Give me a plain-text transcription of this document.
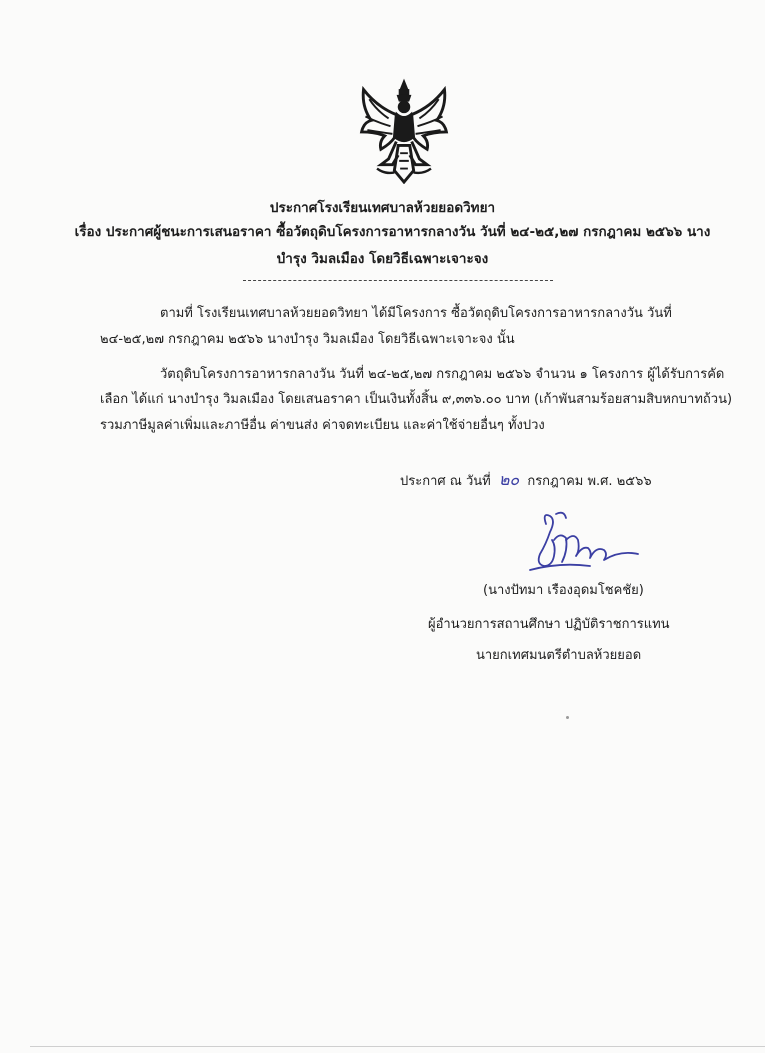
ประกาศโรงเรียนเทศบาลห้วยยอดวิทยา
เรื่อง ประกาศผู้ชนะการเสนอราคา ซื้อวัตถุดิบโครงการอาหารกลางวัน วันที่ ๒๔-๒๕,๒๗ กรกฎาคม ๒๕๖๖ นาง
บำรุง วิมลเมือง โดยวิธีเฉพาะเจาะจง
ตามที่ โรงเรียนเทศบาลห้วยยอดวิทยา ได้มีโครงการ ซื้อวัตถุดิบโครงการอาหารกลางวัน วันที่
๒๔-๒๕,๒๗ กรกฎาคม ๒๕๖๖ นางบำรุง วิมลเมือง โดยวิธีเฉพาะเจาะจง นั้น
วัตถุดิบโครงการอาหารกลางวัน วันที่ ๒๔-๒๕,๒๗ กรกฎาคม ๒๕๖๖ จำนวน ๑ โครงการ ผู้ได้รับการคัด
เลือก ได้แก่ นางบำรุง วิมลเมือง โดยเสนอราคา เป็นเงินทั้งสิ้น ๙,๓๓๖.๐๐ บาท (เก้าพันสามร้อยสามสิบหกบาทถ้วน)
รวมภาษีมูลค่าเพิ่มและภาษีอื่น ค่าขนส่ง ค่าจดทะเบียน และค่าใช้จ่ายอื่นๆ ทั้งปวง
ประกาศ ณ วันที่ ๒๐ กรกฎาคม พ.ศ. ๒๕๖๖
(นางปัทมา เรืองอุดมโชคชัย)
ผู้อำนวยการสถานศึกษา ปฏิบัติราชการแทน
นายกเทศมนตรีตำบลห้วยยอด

——

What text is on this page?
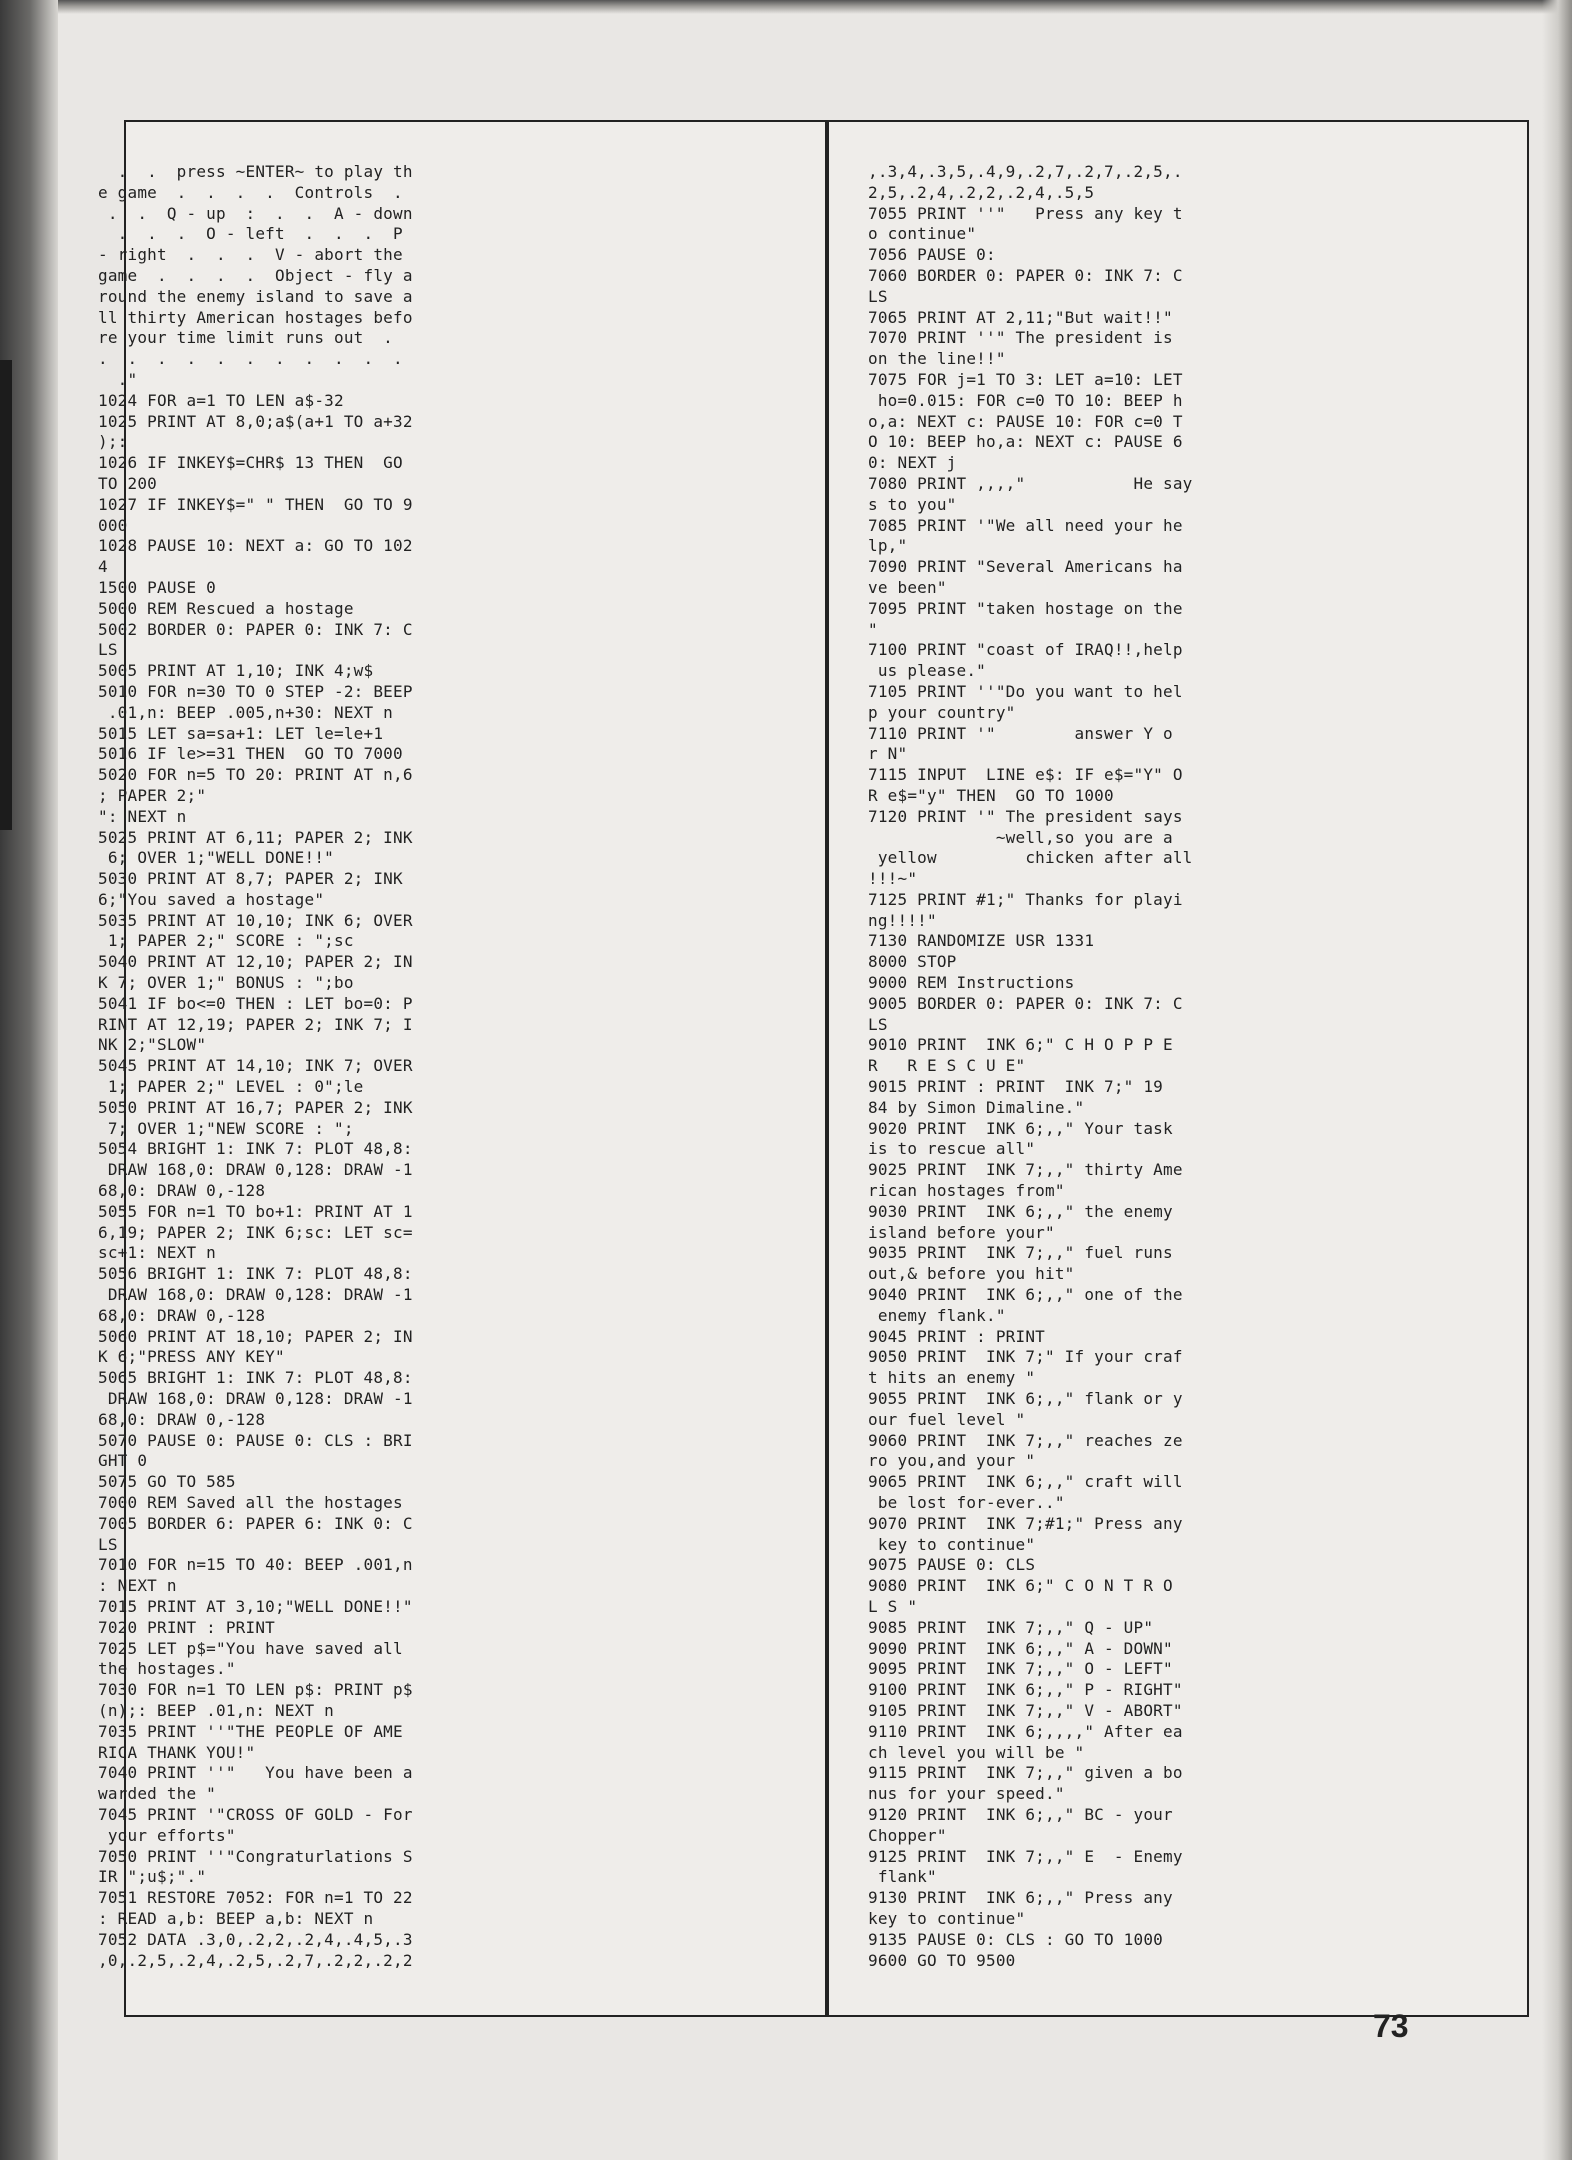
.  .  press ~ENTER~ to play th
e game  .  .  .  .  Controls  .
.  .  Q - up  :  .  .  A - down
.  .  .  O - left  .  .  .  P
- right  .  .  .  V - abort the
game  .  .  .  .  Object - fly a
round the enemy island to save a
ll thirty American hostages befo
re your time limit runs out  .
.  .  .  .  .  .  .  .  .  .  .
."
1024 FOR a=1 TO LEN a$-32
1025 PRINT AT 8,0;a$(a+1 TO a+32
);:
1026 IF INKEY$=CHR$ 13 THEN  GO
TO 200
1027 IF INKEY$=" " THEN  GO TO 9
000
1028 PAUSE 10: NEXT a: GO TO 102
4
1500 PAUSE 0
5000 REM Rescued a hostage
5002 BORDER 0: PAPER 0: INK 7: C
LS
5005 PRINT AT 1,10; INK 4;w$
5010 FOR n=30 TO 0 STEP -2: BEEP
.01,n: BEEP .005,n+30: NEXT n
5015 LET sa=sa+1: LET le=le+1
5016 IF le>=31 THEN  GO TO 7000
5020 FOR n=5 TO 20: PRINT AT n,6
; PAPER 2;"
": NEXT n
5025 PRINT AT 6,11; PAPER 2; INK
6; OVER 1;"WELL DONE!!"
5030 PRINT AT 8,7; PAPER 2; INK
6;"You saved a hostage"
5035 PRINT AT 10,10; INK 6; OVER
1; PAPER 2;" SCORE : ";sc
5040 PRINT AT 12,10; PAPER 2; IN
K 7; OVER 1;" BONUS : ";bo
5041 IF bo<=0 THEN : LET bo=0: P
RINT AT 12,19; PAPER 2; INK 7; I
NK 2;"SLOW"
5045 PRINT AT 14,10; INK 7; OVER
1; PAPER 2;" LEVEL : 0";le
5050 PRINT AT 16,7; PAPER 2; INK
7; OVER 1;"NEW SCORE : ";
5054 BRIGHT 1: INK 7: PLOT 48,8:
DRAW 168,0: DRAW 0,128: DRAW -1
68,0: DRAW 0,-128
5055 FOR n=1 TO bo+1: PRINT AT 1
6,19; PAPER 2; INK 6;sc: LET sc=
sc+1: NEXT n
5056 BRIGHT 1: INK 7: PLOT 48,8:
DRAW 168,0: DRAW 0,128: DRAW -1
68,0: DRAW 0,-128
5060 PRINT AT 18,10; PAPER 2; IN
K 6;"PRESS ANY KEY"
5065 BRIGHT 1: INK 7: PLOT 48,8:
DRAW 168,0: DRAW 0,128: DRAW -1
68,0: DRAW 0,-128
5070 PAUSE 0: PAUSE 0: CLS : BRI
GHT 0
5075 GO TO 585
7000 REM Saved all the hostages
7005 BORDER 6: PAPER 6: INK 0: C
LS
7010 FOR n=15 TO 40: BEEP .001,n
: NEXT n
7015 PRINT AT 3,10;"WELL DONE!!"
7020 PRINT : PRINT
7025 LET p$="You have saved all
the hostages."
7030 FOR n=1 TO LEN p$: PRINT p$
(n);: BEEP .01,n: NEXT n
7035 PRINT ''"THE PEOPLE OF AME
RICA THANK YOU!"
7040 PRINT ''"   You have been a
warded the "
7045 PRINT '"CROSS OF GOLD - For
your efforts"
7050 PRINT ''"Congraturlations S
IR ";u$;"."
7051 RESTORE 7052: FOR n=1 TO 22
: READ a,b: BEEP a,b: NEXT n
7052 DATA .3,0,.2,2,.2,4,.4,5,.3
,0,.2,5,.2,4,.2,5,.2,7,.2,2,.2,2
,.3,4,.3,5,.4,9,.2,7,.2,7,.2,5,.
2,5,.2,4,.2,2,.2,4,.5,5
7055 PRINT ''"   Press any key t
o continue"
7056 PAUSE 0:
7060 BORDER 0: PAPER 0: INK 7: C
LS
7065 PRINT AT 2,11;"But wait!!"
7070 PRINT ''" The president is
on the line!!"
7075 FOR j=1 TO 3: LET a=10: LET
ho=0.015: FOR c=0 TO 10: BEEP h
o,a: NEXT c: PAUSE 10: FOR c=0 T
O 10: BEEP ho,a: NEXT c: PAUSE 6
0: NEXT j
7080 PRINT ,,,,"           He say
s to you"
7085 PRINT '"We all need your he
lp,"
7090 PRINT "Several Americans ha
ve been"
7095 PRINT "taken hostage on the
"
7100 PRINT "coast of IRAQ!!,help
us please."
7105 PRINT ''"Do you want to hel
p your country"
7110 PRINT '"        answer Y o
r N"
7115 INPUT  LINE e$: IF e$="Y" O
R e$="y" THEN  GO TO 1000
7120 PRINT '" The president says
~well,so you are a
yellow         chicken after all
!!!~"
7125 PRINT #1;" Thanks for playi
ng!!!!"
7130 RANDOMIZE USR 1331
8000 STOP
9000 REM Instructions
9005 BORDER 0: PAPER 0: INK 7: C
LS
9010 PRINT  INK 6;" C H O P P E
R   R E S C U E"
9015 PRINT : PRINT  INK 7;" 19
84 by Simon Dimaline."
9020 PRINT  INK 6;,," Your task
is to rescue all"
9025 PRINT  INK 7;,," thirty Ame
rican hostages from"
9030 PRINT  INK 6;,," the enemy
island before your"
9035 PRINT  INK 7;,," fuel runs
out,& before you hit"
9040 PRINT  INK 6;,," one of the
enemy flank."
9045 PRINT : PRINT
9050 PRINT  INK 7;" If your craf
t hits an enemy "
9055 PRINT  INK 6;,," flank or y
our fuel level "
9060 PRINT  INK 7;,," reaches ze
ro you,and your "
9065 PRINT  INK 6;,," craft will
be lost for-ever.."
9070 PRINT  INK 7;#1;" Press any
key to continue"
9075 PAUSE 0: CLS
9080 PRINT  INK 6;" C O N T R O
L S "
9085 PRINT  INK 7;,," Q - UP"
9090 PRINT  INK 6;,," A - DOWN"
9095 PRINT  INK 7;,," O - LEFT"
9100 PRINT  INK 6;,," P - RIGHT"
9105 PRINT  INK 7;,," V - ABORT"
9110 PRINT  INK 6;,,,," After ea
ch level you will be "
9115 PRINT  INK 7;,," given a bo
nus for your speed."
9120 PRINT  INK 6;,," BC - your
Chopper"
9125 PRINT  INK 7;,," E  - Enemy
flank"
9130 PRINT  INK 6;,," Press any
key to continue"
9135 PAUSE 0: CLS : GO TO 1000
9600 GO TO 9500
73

——

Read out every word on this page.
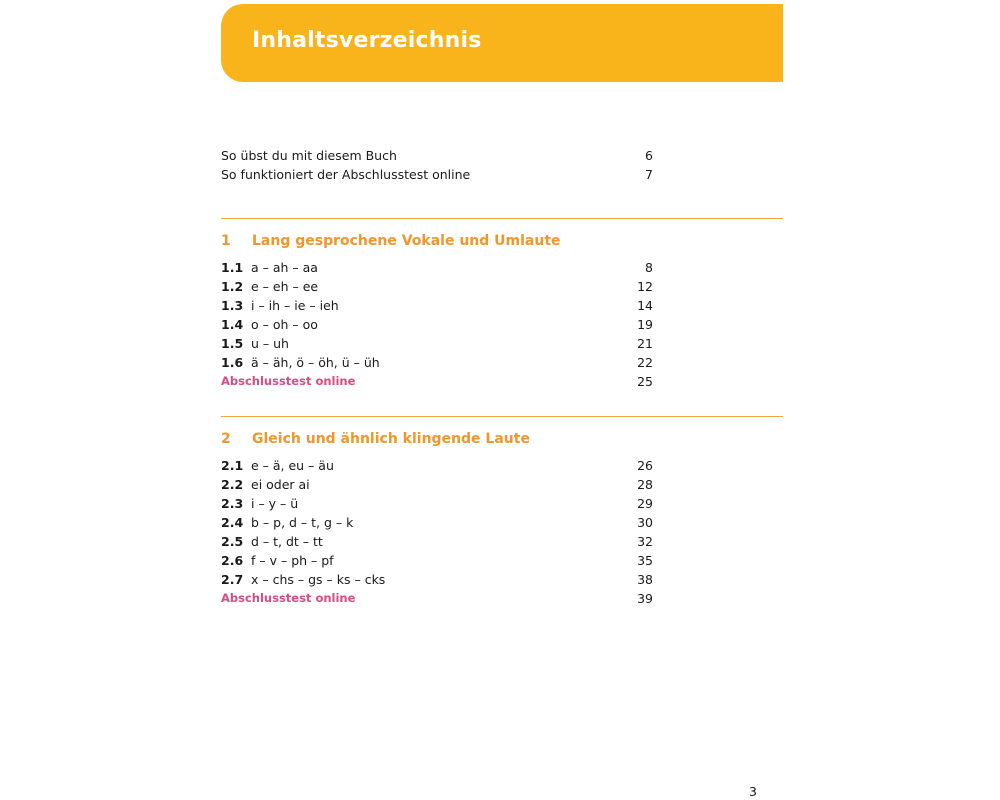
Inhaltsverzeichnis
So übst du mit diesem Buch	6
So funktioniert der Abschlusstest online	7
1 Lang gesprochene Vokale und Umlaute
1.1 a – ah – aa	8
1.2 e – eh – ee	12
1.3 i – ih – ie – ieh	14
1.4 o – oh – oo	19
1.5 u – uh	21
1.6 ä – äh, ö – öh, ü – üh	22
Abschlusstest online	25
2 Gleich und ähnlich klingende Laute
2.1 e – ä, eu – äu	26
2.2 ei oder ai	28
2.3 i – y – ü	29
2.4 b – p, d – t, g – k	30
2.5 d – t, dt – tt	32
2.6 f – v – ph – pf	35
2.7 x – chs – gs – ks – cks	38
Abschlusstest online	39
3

——

Your task is to pick out every line with the string "fuel" and copy it.

▶ _Written response_:
9035 PRINT  INK 7;,," fuel runs
our fuel level "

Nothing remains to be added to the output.